▶ [What is needed] Reproduce the data word for word, beginning with its first line and ending after the line that contains "- category-item[interactable]: 家电/影音". Output nothing beyond those lines.

▶ [Given data]
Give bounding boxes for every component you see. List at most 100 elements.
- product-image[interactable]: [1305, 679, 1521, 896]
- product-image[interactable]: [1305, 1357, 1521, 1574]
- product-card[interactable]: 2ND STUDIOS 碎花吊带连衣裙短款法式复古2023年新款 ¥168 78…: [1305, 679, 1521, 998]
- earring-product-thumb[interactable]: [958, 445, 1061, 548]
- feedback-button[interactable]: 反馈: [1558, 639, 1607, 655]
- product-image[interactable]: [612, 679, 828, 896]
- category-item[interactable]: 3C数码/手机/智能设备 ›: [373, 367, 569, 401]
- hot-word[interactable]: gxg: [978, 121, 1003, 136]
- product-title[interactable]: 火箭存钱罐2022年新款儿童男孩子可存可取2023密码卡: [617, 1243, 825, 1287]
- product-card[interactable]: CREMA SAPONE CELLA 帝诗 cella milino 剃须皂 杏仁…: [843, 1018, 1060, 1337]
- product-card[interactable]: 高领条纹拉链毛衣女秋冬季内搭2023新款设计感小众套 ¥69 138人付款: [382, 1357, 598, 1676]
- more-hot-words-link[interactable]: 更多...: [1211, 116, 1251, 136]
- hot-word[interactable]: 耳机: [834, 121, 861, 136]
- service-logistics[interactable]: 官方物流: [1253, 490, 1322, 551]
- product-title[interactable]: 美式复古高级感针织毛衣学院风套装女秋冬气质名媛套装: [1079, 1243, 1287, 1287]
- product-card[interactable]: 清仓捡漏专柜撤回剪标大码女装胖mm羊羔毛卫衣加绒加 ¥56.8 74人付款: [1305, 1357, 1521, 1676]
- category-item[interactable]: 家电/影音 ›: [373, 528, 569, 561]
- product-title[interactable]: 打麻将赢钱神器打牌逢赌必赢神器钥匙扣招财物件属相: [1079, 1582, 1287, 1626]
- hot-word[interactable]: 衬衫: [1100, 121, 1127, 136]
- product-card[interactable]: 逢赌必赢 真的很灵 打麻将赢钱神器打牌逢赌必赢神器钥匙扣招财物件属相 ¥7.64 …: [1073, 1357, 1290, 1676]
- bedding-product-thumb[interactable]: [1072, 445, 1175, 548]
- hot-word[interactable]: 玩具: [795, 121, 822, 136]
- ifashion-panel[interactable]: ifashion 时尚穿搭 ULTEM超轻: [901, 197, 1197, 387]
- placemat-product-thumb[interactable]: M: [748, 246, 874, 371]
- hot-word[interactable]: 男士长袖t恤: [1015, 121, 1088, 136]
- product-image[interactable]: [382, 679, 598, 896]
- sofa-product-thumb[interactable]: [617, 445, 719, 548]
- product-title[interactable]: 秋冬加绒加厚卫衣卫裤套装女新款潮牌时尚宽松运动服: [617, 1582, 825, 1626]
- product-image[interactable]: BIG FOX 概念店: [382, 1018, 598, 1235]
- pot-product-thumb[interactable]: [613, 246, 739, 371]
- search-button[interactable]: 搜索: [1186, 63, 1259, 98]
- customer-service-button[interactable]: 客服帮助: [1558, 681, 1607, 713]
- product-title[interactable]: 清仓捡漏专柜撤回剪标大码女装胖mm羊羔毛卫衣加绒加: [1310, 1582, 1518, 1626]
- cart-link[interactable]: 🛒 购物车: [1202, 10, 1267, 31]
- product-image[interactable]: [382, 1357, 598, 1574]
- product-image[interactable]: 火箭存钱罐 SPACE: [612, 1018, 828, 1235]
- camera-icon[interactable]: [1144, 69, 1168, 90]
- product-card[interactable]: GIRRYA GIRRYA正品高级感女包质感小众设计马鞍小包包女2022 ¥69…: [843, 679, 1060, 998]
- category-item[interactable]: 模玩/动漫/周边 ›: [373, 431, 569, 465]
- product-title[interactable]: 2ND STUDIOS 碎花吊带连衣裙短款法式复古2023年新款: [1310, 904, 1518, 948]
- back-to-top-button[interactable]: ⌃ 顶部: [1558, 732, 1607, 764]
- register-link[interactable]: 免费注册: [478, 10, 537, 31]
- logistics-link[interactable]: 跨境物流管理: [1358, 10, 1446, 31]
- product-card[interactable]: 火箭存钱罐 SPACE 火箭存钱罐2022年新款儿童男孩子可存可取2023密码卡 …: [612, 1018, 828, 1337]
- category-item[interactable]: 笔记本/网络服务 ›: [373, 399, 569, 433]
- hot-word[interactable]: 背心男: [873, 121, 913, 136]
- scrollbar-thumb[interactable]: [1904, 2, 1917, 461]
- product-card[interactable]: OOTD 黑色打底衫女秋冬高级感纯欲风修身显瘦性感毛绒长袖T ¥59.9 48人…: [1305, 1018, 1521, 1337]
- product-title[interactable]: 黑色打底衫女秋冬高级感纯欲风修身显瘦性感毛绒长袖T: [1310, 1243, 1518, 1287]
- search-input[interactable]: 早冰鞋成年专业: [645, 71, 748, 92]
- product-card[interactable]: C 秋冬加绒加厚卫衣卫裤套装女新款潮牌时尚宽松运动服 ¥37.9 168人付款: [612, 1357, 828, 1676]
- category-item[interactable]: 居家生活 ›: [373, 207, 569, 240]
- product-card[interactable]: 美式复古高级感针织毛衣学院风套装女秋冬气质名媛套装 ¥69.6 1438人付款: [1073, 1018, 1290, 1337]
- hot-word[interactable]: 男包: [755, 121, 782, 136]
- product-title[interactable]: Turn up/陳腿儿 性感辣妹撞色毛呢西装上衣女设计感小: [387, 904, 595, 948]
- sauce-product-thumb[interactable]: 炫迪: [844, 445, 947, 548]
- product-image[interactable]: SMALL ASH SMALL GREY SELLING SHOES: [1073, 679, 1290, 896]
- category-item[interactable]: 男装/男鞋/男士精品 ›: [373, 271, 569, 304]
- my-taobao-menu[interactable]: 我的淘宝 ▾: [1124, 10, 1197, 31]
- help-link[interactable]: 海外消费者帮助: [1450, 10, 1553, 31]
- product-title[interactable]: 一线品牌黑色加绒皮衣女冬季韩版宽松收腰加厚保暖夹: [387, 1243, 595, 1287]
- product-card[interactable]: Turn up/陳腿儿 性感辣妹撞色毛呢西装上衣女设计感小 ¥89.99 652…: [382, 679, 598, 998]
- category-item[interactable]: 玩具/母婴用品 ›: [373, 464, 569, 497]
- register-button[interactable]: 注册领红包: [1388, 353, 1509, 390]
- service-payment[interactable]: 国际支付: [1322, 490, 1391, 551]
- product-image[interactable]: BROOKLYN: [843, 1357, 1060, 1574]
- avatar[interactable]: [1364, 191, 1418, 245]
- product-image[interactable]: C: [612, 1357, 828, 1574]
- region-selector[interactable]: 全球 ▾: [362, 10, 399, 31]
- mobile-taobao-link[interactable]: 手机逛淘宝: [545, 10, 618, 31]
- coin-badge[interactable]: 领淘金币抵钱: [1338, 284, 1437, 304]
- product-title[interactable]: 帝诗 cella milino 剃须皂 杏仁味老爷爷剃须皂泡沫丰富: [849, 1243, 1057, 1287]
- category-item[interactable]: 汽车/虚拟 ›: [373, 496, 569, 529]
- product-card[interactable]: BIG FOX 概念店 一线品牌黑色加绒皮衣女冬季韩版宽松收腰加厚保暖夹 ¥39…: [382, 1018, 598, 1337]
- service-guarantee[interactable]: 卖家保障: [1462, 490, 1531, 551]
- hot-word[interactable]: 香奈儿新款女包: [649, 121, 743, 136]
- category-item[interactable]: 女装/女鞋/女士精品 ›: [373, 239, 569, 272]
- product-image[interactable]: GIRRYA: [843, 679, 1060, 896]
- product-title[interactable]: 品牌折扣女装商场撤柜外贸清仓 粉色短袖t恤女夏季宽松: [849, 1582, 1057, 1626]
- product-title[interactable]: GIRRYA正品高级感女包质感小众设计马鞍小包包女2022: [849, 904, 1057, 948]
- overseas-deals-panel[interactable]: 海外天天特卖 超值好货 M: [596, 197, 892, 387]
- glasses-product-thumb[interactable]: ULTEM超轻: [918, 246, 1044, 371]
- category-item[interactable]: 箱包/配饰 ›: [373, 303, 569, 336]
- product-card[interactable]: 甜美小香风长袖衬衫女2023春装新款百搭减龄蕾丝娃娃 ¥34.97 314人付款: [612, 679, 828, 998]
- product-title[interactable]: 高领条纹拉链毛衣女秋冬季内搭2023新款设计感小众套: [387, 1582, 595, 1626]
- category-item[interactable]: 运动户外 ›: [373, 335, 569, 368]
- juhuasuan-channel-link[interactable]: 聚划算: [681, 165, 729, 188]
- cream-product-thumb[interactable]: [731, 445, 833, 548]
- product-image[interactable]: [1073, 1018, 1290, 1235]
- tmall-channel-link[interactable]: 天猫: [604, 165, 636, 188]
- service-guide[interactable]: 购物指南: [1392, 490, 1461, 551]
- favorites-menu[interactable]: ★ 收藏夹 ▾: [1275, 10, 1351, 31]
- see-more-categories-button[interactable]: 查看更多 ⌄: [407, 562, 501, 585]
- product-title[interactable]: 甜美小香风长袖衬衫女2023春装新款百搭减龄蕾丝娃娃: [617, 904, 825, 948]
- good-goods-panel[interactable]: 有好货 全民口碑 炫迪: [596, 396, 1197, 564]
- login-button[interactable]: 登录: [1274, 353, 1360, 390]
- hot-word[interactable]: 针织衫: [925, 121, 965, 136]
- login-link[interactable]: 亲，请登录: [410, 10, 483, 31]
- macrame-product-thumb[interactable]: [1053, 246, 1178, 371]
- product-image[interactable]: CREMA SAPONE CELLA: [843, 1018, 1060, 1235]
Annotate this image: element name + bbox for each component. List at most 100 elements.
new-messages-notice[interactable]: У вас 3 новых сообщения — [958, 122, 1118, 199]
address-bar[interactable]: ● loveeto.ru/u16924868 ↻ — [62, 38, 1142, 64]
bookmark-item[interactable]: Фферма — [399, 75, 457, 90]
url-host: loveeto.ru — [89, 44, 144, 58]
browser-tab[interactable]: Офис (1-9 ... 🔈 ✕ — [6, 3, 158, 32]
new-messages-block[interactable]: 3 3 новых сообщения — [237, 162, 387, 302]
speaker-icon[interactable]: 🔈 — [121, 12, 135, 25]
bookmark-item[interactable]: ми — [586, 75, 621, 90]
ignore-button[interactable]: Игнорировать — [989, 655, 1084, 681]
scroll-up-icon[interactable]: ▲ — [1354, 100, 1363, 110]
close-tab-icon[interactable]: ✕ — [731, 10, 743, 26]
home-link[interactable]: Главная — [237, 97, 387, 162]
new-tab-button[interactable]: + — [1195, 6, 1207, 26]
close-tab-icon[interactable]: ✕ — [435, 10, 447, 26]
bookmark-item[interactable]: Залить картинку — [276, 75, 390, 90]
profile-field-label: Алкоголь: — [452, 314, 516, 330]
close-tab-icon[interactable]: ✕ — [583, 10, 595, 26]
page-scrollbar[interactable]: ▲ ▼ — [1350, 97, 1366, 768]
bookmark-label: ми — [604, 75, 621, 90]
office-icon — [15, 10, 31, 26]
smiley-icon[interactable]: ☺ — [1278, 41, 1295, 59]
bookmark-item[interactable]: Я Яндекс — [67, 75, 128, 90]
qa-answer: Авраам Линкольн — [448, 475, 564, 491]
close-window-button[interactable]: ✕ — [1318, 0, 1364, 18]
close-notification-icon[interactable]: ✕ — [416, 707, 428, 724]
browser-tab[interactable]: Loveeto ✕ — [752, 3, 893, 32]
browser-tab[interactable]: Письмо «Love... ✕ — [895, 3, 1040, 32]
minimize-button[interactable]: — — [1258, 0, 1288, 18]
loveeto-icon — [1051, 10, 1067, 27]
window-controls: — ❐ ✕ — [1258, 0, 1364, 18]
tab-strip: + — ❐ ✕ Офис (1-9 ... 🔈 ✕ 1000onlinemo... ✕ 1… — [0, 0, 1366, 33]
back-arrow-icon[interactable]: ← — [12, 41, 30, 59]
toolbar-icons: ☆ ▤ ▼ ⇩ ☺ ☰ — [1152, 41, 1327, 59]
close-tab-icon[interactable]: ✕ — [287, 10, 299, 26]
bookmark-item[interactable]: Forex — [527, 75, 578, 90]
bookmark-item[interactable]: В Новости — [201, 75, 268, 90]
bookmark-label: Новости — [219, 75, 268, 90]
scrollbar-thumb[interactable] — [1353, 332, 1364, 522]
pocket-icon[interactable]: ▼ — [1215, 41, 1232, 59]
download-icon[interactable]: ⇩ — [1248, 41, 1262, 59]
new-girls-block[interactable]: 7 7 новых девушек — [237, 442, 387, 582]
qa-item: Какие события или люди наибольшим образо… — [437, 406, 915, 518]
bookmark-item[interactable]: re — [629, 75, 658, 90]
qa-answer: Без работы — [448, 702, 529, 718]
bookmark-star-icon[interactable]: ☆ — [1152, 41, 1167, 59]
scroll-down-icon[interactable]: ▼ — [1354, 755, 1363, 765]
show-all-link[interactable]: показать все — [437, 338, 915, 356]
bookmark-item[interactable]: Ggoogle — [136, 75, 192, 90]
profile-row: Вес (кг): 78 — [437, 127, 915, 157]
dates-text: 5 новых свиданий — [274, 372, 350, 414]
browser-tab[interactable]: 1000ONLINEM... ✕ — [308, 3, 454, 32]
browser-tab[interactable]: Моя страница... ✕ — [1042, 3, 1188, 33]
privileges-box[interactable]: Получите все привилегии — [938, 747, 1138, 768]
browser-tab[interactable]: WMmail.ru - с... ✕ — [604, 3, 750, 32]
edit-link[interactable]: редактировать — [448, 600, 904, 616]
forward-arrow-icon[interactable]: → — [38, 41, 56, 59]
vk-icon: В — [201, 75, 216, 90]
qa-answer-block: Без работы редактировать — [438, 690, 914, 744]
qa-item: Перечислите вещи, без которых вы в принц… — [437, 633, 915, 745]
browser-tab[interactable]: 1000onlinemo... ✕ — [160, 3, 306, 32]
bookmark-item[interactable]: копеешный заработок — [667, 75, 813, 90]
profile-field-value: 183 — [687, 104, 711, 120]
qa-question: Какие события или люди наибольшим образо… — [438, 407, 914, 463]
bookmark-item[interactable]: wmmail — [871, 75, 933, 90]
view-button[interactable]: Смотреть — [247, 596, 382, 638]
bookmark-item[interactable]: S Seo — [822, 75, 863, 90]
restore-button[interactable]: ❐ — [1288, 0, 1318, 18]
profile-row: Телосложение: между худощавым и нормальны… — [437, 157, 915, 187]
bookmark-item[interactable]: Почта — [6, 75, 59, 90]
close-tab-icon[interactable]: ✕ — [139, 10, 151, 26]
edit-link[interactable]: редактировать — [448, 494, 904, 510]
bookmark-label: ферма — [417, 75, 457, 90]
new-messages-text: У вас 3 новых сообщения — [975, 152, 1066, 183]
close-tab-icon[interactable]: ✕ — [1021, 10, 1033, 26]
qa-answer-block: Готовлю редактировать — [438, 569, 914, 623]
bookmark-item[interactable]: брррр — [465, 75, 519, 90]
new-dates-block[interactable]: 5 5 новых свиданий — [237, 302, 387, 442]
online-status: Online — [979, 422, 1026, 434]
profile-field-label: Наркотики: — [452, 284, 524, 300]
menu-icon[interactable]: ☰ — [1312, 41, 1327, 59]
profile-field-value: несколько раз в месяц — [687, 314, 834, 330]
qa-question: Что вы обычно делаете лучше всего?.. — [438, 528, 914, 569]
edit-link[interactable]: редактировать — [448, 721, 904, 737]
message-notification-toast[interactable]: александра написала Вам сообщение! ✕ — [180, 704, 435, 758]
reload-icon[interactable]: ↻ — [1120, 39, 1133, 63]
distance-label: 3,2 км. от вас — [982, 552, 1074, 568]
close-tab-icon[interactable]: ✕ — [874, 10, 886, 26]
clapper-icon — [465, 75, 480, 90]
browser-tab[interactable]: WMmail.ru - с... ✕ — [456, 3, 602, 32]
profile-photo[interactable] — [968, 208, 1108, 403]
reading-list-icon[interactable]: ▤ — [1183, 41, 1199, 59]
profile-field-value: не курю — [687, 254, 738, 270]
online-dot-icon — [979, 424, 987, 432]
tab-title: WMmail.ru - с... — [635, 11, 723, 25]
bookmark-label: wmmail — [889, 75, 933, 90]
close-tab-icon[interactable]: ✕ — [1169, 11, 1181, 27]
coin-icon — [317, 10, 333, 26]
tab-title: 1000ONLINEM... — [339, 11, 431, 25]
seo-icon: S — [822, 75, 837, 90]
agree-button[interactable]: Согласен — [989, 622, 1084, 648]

▶ [Response for this exercise]
Give bounding boxes for every component you see. List at most 100 elements.
- product-image[interactable]: [1305, 679, 1521, 896]
- product-image[interactable]: [1305, 1357, 1521, 1574]
- product-card[interactable]: 2ND STUDIOS 碎花吊带连衣裙短款法式复古2023年新款 ¥168 78…: [1305, 679, 1521, 998]
- earring-product-thumb[interactable]: [958, 445, 1061, 548]
- feedback-button[interactable]: 反馈: [1558, 639, 1607, 655]
- product-image[interactable]: [612, 679, 828, 896]
- category-item[interactable]: 3C数码/手机/智能设备 ›: [373, 367, 569, 401]
- hot-word[interactable]: gxg: [978, 121, 1003, 136]
- product-title[interactable]: 火箭存钱罐2022年新款儿童男孩子可存可取2023密码卡: [617, 1243, 825, 1287]
- product-card[interactable]: CREMA SAPONE CELLA 帝诗 cella milino 剃须皂 杏仁…: [843, 1018, 1060, 1337]
- product-card[interactable]: 高领条纹拉链毛衣女秋冬季内搭2023新款设计感小众套 ¥69 138人付款: [382, 1357, 598, 1676]
- more-hot-words-link[interactable]: 更多...: [1211, 116, 1251, 136]
- hot-word[interactable]: 耳机: [834, 121, 861, 136]
- service-logistics[interactable]: 官方物流: [1253, 490, 1322, 551]
- product-title[interactable]: 美式复古高级感针织毛衣学院风套装女秋冬气质名媛套装: [1079, 1243, 1287, 1287]
- product-card[interactable]: 清仓捡漏专柜撤回剪标大码女装胖mm羊羔毛卫衣加绒加 ¥56.8 74人付款: [1305, 1357, 1521, 1676]
- category-item[interactable]: 家电/影音 ›: [373, 528, 569, 561]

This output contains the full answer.